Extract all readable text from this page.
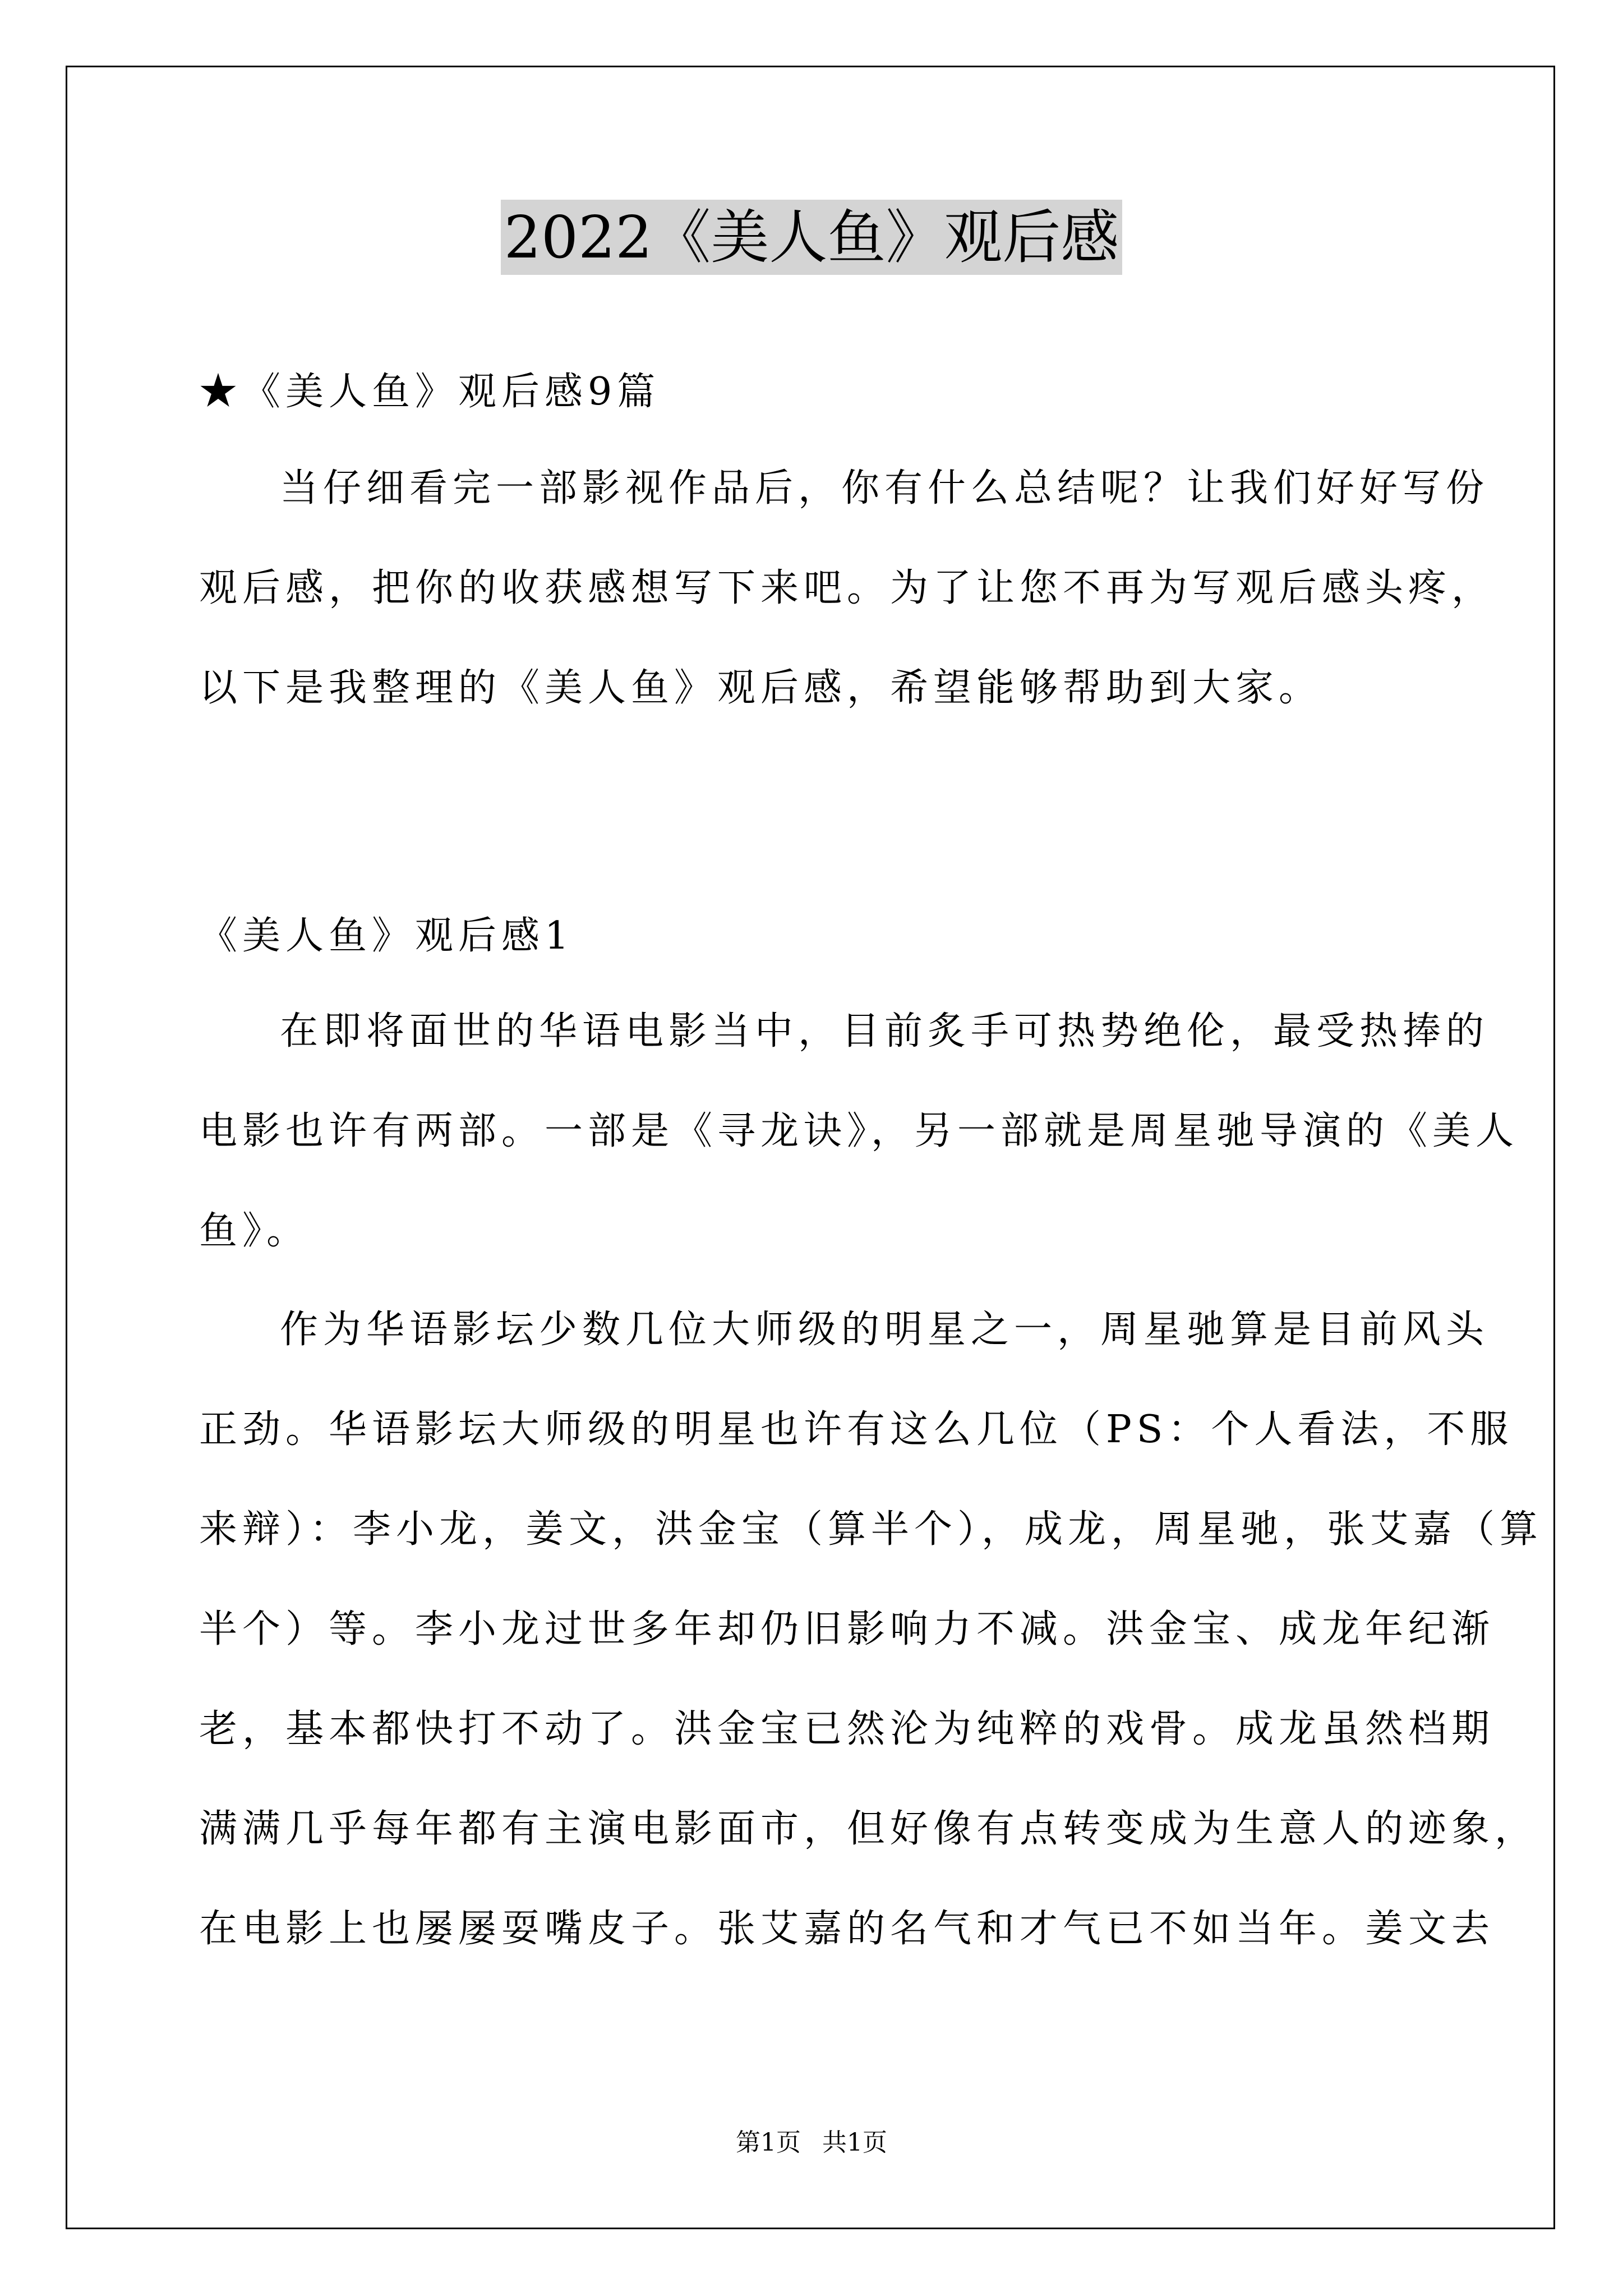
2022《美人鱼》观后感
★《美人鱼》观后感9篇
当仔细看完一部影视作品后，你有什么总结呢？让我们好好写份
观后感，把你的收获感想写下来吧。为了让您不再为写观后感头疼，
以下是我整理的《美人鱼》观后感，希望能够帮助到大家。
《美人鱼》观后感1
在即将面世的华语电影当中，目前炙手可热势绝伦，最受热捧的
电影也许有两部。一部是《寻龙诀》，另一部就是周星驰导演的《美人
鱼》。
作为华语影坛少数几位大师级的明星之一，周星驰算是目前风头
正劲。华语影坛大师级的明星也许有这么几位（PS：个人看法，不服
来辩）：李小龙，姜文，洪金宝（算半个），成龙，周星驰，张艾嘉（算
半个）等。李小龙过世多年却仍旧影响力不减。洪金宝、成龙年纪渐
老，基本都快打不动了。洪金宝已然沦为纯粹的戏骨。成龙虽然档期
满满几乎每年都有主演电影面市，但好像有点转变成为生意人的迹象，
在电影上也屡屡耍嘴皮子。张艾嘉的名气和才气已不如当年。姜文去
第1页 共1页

====

WHAT THE EXERCISE ASKS: Copy the listing word for word, excluding its pictures.

FINISHED TASK:
Extract all readable text from this page.
2022《美人鱼》观后感
★《美人鱼》观后感9篇
当仔细看完一部影视作品后，你有什么总结呢？让我们好好写份
观后感，把你的收获感想写下来吧。为了让您不再为写观后感头疼，
以下是我整理的《美人鱼》观后感，希望能够帮助到大家。
《美人鱼》观后感1
在即将面世的华语电影当中，目前炙手可热势绝伦，最受热捧的
电影也许有两部。一部是《寻龙诀》，另一部就是周星驰导演的《美人
鱼》。
作为华语影坛少数几位大师级的明星之一，周星驰算是目前风头
正劲。华语影坛大师级的明星也许有这么几位（PS：个人看法，不服
来辩）：李小龙，姜文，洪金宝（算半个），成龙，周星驰，张艾嘉（算
半个）等。李小龙过世多年却仍旧影响力不减。洪金宝、成龙年纪渐
老，基本都快打不动了。洪金宝已然沦为纯粹的戏骨。成龙虽然档期
满满几乎每年都有主演电影面市，但好像有点转变成为生意人的迹象，
在电影上也屡屡耍嘴皮子。张艾嘉的名气和才气已不如当年。姜文去
第1页 共1页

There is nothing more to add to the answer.